## INSTRUCTION:
Copy out all lines that carry the word "Supprimer".
[START DATASET EXCERPTS]
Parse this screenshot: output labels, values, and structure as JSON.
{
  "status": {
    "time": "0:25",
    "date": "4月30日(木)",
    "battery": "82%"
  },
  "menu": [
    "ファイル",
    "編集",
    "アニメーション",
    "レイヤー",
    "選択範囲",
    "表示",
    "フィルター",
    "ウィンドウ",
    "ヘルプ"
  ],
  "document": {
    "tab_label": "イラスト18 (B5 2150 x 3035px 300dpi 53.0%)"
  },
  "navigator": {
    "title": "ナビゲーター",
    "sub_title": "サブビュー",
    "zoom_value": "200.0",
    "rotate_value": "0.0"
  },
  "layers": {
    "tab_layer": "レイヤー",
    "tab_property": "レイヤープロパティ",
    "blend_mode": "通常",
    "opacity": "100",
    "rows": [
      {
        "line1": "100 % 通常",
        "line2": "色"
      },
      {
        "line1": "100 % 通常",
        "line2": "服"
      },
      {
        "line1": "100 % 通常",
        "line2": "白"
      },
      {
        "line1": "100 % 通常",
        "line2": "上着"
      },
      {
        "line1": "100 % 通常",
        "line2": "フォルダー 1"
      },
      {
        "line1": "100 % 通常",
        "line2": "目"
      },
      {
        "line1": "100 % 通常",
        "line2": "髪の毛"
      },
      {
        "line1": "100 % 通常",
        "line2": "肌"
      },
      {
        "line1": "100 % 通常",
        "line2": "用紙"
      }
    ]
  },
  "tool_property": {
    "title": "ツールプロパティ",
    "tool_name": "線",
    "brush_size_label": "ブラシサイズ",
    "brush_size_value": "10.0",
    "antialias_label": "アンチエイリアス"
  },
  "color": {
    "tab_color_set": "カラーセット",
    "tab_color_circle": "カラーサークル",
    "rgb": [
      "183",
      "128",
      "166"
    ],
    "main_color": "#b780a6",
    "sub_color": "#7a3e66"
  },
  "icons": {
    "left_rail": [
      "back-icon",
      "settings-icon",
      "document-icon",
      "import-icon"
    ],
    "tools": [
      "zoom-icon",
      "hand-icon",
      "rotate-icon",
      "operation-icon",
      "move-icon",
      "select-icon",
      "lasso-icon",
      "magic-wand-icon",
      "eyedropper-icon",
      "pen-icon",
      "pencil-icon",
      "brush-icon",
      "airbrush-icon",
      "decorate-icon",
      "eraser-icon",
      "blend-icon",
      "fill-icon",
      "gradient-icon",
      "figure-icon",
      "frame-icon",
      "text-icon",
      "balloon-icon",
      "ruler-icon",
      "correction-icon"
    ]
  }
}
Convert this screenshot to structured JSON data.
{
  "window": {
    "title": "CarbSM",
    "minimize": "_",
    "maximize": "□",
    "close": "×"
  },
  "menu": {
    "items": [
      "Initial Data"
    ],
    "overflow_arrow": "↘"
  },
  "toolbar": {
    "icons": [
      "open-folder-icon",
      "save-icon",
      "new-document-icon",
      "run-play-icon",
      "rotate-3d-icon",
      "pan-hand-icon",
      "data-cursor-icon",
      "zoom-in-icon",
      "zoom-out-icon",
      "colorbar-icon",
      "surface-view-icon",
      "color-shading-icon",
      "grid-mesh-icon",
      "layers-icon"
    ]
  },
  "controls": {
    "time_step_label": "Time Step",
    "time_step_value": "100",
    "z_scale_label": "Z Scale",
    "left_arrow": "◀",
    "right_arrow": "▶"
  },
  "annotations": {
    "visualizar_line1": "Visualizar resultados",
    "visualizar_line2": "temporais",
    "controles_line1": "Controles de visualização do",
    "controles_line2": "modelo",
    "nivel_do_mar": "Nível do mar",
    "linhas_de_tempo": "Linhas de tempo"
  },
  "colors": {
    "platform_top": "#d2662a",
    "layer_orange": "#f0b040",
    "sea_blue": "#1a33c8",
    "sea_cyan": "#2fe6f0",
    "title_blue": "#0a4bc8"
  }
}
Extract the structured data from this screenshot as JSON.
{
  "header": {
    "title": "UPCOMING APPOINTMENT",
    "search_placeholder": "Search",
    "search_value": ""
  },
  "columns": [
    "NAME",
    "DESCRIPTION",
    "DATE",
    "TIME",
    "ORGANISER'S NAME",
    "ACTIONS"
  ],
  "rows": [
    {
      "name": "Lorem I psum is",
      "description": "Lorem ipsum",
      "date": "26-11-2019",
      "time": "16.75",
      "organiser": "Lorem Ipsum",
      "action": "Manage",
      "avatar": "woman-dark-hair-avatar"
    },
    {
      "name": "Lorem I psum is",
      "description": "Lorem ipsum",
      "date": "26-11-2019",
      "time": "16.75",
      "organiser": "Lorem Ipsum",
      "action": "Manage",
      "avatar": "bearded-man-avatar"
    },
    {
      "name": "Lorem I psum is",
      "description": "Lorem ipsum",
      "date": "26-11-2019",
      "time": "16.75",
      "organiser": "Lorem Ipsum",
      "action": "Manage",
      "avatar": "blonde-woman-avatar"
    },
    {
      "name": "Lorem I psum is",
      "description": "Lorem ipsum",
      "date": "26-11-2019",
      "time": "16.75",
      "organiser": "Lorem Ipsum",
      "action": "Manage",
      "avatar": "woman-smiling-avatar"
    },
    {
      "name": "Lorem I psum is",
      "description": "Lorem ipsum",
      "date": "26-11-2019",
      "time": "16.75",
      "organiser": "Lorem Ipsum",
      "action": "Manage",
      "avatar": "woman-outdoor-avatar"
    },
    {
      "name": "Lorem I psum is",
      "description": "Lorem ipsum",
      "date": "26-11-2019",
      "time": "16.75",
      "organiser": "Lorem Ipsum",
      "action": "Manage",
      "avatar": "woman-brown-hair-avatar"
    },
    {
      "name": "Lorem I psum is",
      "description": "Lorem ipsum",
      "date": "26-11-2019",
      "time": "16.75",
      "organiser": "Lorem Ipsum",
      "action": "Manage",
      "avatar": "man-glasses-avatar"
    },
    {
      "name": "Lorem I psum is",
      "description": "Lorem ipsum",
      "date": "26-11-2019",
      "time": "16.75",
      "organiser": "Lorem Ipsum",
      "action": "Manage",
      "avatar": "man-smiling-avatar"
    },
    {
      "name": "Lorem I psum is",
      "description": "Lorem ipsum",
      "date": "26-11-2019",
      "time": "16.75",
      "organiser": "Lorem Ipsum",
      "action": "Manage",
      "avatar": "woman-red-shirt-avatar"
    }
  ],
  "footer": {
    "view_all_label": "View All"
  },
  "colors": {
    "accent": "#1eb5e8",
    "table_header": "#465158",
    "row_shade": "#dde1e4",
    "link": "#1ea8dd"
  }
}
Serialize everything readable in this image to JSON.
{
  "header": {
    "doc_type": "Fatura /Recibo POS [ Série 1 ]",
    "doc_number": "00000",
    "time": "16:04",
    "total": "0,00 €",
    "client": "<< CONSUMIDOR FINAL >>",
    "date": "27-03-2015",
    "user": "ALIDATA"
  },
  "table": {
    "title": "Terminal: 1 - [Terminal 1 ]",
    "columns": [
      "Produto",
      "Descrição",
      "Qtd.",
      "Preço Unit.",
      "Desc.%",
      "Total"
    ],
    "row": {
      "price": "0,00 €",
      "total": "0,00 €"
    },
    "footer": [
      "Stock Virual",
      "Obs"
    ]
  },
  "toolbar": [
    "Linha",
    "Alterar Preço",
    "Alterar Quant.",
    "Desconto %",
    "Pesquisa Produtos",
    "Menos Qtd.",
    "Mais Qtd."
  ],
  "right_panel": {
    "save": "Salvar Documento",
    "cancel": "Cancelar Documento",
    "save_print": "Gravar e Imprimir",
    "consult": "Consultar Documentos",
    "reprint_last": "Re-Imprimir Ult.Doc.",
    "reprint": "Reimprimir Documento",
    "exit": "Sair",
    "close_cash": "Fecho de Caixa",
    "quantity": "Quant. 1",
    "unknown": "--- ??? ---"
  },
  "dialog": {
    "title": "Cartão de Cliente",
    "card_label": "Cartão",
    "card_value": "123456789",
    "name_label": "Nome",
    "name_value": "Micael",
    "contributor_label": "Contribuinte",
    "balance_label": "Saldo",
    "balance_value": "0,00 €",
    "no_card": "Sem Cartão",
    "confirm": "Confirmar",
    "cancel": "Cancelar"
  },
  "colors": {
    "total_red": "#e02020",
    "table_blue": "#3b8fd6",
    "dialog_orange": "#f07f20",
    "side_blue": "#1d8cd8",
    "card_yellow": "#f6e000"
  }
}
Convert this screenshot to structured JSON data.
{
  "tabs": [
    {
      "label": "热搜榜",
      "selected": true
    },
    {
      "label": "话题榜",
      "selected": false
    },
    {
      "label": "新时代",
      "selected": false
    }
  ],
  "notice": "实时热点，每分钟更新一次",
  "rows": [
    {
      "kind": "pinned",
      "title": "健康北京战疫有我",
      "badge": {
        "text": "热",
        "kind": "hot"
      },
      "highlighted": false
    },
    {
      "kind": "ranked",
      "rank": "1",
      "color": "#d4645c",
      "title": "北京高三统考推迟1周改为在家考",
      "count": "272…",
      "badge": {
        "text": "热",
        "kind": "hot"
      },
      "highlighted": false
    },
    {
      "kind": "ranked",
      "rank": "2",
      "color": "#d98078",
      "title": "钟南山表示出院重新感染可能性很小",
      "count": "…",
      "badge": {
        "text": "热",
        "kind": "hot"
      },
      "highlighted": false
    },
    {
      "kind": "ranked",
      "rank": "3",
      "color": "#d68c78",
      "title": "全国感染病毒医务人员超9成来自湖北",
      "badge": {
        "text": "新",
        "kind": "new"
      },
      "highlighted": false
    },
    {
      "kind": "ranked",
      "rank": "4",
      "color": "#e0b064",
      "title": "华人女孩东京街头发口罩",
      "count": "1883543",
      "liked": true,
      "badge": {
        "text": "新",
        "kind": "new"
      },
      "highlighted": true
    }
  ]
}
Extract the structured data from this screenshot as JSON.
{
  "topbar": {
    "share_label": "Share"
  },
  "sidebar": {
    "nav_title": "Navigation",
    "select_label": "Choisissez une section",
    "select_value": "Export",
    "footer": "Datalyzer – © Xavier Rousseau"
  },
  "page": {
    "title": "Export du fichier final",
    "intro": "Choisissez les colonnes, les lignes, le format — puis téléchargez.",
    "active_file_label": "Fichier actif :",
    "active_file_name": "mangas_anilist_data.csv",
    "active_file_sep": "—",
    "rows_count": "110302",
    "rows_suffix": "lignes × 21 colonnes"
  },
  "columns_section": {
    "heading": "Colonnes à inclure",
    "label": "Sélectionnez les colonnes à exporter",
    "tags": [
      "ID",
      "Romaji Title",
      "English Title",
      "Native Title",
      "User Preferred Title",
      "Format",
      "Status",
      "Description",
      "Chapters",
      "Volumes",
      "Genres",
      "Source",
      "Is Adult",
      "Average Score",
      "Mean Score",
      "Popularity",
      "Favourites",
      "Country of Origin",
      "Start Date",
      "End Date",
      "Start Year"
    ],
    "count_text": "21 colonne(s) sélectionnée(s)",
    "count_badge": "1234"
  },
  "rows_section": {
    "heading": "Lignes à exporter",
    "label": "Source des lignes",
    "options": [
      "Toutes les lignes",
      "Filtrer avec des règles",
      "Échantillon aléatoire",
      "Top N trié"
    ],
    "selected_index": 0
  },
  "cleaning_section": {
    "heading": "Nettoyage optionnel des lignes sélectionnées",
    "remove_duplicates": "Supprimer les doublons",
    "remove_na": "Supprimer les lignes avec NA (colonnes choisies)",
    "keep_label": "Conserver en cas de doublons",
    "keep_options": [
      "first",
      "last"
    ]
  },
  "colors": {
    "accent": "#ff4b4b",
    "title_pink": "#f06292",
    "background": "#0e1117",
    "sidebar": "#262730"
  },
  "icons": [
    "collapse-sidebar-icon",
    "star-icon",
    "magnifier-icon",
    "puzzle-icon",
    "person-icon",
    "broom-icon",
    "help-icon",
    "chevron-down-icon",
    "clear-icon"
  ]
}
[END DATASET EXCERPTS]
## SOLUTION TO THIS TASK:
    "remove_duplicates": "Supprimer les doublons",
    "remove_na": "Supprimer les lignes avec NA (colonnes choisies)",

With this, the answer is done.